__EXERCISE REQUIREMENTS__: Note how many lines contain "panel" and give that number, with nothing else.

__RECORDS SHOWN__:
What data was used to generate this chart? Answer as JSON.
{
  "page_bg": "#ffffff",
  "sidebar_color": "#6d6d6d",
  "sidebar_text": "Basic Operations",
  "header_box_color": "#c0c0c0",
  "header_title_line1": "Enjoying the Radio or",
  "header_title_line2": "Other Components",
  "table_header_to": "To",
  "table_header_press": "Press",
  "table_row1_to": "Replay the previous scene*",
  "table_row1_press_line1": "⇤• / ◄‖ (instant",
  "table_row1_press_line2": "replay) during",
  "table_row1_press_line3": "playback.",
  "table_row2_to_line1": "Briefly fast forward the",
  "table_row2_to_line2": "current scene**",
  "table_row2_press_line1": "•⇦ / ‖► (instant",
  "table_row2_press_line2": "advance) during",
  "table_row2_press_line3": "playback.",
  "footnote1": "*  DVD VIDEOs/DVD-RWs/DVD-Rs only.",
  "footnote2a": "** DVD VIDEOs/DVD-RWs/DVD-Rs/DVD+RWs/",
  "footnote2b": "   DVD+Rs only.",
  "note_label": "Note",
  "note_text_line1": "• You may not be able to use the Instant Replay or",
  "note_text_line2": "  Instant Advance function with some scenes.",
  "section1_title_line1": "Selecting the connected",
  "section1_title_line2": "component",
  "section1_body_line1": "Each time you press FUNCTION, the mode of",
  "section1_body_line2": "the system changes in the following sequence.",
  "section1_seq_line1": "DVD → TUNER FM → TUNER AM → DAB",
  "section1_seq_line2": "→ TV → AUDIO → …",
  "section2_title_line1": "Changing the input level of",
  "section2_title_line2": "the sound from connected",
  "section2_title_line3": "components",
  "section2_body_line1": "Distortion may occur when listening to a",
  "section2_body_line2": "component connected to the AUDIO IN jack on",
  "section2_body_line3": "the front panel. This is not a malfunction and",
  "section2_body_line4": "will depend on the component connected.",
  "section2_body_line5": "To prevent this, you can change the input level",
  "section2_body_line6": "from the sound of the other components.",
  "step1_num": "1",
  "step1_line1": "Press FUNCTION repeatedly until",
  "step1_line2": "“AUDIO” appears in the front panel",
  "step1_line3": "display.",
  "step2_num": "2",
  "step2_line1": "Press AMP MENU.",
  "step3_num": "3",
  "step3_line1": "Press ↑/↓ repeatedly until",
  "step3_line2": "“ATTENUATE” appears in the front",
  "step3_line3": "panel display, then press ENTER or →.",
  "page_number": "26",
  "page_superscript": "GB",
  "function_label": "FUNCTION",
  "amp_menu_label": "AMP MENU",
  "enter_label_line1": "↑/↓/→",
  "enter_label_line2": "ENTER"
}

__COMPLETED TASK__: 3